Look through the data below. Collect every line where the word "ایرانی" occurs.

** Start **

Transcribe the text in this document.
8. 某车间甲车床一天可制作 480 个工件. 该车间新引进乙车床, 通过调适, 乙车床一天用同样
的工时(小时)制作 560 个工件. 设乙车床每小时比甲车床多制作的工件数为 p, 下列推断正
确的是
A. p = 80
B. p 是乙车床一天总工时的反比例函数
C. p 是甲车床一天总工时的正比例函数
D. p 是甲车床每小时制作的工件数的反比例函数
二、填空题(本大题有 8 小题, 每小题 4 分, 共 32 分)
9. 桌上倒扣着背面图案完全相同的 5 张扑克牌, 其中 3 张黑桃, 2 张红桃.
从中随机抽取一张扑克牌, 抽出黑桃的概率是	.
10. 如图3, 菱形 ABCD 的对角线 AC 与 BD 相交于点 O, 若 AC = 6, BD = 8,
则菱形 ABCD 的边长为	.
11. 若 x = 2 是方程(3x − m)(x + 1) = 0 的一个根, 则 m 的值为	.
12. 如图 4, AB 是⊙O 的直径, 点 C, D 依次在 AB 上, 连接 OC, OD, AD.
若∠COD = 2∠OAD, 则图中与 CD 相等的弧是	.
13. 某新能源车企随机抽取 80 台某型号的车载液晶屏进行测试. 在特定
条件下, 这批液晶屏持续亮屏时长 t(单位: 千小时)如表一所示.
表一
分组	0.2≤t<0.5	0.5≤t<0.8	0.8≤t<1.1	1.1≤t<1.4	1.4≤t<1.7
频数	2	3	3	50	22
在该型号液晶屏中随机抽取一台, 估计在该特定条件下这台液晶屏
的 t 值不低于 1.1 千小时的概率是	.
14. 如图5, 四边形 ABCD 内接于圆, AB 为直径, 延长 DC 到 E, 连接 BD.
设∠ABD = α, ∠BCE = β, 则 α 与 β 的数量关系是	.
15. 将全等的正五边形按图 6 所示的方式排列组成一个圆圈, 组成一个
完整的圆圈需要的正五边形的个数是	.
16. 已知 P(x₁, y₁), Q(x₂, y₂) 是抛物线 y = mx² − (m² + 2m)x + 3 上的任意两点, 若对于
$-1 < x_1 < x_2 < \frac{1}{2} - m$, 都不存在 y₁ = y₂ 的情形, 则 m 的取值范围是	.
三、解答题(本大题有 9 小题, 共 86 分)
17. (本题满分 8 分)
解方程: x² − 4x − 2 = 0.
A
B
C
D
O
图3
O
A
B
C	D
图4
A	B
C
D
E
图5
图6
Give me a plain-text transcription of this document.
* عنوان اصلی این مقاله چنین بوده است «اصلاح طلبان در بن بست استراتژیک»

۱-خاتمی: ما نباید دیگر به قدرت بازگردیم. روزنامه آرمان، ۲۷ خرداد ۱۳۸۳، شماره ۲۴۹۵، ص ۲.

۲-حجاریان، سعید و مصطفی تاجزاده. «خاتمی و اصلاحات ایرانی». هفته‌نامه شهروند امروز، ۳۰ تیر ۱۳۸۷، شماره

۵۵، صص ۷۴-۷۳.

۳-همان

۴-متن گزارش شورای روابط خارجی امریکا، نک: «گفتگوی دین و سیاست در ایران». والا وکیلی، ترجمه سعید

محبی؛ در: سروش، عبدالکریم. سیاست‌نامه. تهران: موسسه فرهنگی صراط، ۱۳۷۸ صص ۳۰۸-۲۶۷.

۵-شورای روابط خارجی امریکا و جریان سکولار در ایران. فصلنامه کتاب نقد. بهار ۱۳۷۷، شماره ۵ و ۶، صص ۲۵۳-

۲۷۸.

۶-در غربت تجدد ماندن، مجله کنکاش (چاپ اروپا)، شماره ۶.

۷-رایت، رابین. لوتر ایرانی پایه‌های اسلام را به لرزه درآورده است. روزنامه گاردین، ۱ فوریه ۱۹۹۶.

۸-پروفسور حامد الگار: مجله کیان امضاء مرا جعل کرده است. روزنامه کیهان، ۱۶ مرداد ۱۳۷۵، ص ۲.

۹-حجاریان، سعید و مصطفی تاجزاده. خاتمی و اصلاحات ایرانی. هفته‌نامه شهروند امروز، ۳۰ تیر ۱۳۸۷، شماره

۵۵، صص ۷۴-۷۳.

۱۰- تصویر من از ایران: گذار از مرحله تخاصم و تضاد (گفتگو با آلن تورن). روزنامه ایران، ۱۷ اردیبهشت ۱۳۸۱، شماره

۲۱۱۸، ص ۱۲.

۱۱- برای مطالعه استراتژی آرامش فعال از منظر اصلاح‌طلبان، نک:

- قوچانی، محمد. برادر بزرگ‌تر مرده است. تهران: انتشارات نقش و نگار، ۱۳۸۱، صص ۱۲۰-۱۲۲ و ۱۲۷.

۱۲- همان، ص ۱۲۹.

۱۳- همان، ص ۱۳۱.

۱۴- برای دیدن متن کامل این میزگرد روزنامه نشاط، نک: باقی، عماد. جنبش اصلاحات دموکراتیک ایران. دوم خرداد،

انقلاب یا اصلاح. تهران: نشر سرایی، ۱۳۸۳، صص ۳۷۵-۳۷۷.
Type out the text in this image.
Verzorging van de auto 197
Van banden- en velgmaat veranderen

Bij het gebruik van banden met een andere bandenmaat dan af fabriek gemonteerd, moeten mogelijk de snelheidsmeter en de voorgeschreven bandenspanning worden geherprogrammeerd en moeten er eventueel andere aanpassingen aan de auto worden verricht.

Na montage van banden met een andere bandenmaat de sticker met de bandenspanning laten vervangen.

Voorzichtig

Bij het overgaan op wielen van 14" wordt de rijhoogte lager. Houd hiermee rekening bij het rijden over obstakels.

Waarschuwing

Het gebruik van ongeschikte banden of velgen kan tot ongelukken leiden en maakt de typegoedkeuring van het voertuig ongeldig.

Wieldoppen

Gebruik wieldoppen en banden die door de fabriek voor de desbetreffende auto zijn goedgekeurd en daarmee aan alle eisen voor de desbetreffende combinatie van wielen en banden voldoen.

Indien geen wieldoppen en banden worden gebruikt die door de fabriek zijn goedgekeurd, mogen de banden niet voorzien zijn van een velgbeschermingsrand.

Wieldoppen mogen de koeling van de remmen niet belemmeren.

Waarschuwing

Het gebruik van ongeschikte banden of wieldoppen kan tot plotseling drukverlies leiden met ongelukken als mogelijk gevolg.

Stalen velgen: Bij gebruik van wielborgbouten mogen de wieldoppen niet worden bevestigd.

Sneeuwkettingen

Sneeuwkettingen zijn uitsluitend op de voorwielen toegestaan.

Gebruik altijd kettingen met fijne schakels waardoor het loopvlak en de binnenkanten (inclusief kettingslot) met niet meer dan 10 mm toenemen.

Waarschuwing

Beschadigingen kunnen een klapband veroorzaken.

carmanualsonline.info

** End **

WRITTEN ANSWER
۲-حجاریان، سعید و مصطفی تاجزاده. «خاتمی و اصلاحات ایرانی». هفته‌نامه شهروند امروز، ۳۰ تیر ۱۳۸۷، شماره
۷-رایت، رابین. لوتر ایرانی پایه‌های اسلام را به لرزه درآورده است. روزنامه گاردین، ۱ فوریه ۱۹۹۶.
۹-حجاریان، سعید و مصطفی تاجزاده. خاتمی و اصلاحات ایرانی. هفته‌نامه شهروند امروز، ۳۰ تیر ۱۳۸۷، شماره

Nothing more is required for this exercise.